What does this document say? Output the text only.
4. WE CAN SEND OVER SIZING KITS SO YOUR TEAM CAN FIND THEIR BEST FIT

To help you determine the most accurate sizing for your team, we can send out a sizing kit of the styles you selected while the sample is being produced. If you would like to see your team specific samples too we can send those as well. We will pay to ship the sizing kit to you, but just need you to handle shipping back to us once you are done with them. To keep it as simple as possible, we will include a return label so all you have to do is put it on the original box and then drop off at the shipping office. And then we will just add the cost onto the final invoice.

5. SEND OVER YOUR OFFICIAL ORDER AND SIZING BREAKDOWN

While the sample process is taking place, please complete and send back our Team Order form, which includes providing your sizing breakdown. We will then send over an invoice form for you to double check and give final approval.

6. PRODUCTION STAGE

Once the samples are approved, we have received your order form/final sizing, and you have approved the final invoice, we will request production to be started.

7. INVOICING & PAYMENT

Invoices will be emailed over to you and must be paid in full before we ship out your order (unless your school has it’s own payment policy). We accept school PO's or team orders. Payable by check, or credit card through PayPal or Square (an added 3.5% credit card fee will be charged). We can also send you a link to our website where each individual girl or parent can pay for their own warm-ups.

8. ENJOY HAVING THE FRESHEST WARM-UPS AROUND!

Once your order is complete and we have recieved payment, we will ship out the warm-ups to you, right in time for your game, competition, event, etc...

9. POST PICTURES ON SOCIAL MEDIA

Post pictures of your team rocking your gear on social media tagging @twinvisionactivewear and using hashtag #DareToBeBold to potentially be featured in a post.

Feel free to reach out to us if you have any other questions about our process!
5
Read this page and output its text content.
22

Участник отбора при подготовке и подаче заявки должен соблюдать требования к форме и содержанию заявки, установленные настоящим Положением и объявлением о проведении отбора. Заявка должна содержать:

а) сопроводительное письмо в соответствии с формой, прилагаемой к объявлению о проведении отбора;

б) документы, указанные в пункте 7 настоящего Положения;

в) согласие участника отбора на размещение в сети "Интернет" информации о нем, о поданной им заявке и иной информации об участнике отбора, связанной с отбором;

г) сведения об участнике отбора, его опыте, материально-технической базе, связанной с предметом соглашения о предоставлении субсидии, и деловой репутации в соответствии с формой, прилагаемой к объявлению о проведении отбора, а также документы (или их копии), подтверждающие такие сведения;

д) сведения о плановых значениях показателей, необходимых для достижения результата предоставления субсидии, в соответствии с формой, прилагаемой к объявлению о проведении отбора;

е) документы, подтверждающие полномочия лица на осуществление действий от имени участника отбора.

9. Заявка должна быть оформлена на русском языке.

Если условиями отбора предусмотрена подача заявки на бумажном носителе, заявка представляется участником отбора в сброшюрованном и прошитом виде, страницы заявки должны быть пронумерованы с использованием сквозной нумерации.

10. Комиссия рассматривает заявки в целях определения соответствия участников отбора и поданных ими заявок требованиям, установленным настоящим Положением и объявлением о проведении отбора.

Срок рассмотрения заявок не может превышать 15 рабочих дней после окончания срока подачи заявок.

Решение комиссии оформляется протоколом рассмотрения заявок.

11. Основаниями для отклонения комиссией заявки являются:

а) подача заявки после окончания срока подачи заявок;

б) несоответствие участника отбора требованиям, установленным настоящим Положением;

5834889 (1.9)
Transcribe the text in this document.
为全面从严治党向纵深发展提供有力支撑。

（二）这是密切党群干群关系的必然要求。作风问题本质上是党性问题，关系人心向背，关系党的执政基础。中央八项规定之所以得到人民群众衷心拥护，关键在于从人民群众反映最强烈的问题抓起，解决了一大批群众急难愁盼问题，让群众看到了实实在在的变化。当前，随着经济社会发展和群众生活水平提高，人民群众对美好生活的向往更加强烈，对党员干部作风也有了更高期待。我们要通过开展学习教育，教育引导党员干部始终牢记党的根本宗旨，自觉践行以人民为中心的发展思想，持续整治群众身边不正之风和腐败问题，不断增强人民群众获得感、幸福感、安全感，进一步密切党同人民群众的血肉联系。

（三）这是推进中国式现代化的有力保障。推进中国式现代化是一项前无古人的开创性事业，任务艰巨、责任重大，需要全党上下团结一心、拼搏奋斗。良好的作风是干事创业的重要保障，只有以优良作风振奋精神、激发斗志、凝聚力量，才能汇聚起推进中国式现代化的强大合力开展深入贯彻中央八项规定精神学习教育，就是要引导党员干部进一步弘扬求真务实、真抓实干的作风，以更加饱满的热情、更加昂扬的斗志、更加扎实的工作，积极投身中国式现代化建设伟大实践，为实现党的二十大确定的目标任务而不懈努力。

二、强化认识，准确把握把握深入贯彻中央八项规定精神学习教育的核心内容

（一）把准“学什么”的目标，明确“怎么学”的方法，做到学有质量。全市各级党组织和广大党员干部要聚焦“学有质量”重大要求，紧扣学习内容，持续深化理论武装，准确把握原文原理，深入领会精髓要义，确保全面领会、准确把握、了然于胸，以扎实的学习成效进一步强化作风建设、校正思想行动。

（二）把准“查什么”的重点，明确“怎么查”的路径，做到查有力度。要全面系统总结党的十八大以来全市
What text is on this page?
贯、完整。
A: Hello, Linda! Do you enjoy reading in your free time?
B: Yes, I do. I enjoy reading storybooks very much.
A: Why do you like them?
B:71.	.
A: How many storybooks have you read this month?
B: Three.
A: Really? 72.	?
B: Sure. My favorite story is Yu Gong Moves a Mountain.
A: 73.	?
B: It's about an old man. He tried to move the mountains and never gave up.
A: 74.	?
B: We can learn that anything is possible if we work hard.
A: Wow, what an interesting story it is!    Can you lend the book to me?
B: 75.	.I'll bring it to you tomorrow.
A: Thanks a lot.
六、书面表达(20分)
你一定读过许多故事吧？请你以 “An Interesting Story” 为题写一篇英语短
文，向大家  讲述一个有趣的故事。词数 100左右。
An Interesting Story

*WORK REQUIRED*
Copy every record above exactly as it appears.

*RESPONSE TO THIS TASK*
What does this document say? Output the text only.
4. WE CAN SEND OVER SIZING KITS SO YOUR TEAM CAN FIND THEIR BEST FIT

To help you determine the most accurate sizing for your team, we can send out a sizing kit of the styles you selected while the sample is being produced. If you would like to see your team specific samples too we can send those as well. We will pay to ship the sizing kit to you, but just need you to handle shipping back to us once you are done with them. To keep it as simple as possible, we will include a return label so all you have to do is put it on the original box and then drop off at the shipping office. And then we will just add the cost onto the final invoice.

5. SEND OVER YOUR OFFICIAL ORDER AND SIZING BREAKDOWN

While the sample process is taking place, please complete and send back our Team Order form, which includes providing your sizing breakdown. We will then send over an invoice form for you to double check and give final approval.

6. PRODUCTION STAGE

Once the samples are approved, we have received your order form/final sizing, and you have approved the final invoice, we will request production to be started.

7. INVOICING & PAYMENT

Invoices will be emailed over to you and must be paid in full before we ship out your order (unless your school has it’s own payment policy). We accept school PO's or team orders. Payable by check, or credit card through PayPal or Square (an added 3.5% credit card fee will be charged). We can also send you a link to our website where each individual girl or parent can pay for their own warm-ups.

8. ENJOY HAVING THE FRESHEST WARM-UPS AROUND!

Once your order is complete and we have recieved payment, we will ship out the warm-ups to you, right in time for your game, competition, event, etc...

9. POST PICTURES ON SOCIAL MEDIA

Post pictures of your team rocking your gear on social media tagging @twinvisionactivewear and using hashtag #DareToBeBold to potentially be featured in a post.

Feel free to reach out to us if you have any other questions about our process!
5
Read this page and output its text content.
22

Участник отбора при подготовке и подаче заявки должен соблюдать требования к форме и содержанию заявки, установленные настоящим Положением и объявлением о проведении отбора. Заявка должна содержать:

а) сопроводительное письмо в соответствии с формой, прилагаемой к объявлению о проведении отбора;

б) документы, указанные в пункте 7 настоящего Положения;

в) согласие участника отбора на размещение в сети "Интернет" информации о нем, о поданной им заявке и иной информации об участнике отбора, связанной с отбором;

г) сведения об участнике отбора, его опыте, материально-технической базе, связанной с предметом соглашения о предоставлении субсидии, и деловой репутации в соответствии с формой, прилагаемой к объявлению о проведении отбора, а также документы (или их копии), подтверждающие такие сведения;

д) сведения о плановых значениях показателей, необходимых для достижения результата предоставления субсидии, в соответствии с формой, прилагаемой к объявлению о проведении отбора;

е) документы, подтверждающие полномочия лица на осуществление действий от имени участника отбора.

9. Заявка должна быть оформлена на русском языке.

Если условиями отбора предусмотрена подача заявки на бумажном носителе, заявка представляется участником отбора в сброшюрованном и прошитом виде, страницы заявки должны быть пронумерованы с использованием сквозной нумерации.

10. Комиссия рассматривает заявки в целях определения соответствия участников отбора и поданных ими заявок требованиям, установленным настоящим Положением и объявлением о проведении отбора.

Срок рассмотрения заявок не может превышать 15 рабочих дней после окончания срока подачи заявок.

Решение комиссии оформляется протоколом рассмотрения заявок.

11. Основаниями для отклонения комиссией заявки являются:

а) подача заявки после окончания срока подачи заявок;

б) несоответствие участника отбора требованиям, установленным настоящим Положением;

5834889 (1.9)
Transcribe the text in this document.
为全面从严治党向纵深发展提供有力支撑。

（二）这是密切党群干群关系的必然要求。作风问题本质上是党性问题，关系人心向背，关系党的执政基础。中央八项规定之所以得到人民群众衷心拥护，关键在于从人民群众反映最强烈的问题抓起，解决了一大批群众急难愁盼问题，让群众看到了实实在在的变化。当前，随着经济社会发展和群众生活水平提高，人民群众对美好生活的向往更加强烈，对党员干部作风也有了更高期待。我们要通过开展学习教育，教育引导党员干部始终牢记党的根本宗旨，自觉践行以人民为中心的发展思想，持续整治群众身边不正之风和腐败问题，不断增强人民群众获得感、幸福感、安全感，进一步密切党同人民群众的血肉联系。

（三）这是推进中国式现代化的有力保障。推进中国式现代化是一项前无古人的开创性事业，任务艰巨、责任重大，需要全党上下团结一心、拼搏奋斗。良好的作风是干事创业的重要保障，只有以优良作风振奋精神、激发斗志、凝聚力量，才能汇聚起推进中国式现代化的强大合力开展深入贯彻中央八项规定精神学习教育，就是要引导党员干部进一步弘扬求真务实、真抓实干的作风，以更加饱满的热情、更加昂扬的斗志、更加扎实的工作，积极投身中国式现代化建设伟大实践，为实现党的二十大确定的目标任务而不懈努力。

二、强化认识，准确把握把握深入贯彻中央八项规定精神学习教育的核心内容

（一）把准“学什么”的目标，明确“怎么学”的方法，做到学有质量。全市各级党组织和广大党员干部要聚焦“学有质量”重大要求，紧扣学习内容，持续深化理论武装，准确把握原文原理，深入领会精髓要义，确保全面领会、准确把握、了然于胸，以扎实的学习成效进一步强化作风建设、校正思想行动。

（二）把准“查什么”的重点，明确“怎么查”的路径，做到查有力度。要全面系统总结党的十八大以来全市
What text is on this page?
贯、完整。
A: Hello, Linda! Do you enjoy reading in your free time?
B: Yes, I do. I enjoy reading storybooks very much.
A: Why do you like them?
B:71.	.
A: How many storybooks have you read this month?
B: Three.
A: Really? 72.	?
B: Sure. My favorite story is Yu Gong Moves a Mountain.
A: 73.	?
B: It's about an old man. He tried to move the mountains and never gave up.
A: 74.	?
B: We can learn that anything is possible if we work hard.
A: Wow, what an interesting story it is!    Can you lend the book to me?
B: 75.	.I'll bring it to you tomorrow.
A: Thanks a lot.
六、书面表达(20分)
你一定读过许多故事吧？请你以 “An Interesting Story” 为题写一篇英语短
文，向大家  讲述一个有趣的故事。词数 100左右。
An Interesting Story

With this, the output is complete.